▶ GIVEN PROBLEM: Tell how many lines in the data below hold the string "临床必需且不可替代或者不可完全替代"; give nothing but the number.

▶ DATASET ROWS:
________________________

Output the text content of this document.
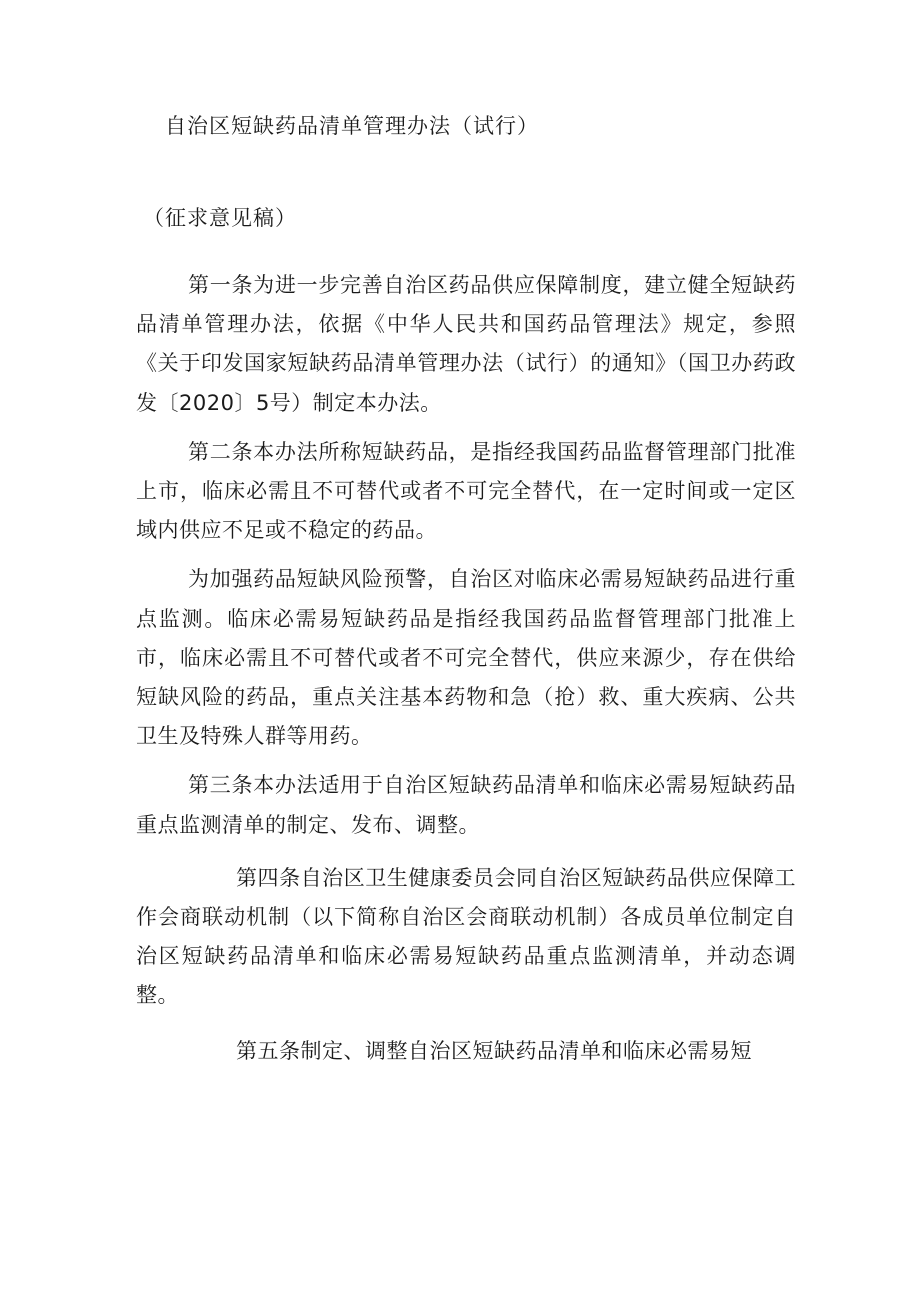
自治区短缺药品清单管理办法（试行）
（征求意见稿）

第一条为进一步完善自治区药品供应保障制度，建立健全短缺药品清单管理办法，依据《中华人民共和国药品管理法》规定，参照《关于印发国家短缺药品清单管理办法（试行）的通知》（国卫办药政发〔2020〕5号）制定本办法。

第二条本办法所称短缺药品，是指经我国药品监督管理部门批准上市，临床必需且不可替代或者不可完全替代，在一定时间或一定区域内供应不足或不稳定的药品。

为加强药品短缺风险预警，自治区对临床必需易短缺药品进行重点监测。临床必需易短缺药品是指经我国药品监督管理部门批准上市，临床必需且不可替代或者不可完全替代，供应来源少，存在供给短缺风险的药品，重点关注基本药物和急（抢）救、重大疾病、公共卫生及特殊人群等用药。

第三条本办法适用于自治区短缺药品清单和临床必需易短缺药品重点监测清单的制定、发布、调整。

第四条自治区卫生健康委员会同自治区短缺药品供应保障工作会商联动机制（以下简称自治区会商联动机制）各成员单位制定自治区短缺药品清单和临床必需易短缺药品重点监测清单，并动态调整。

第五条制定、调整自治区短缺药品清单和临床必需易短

________________________

▶ THE OUTPUT: 2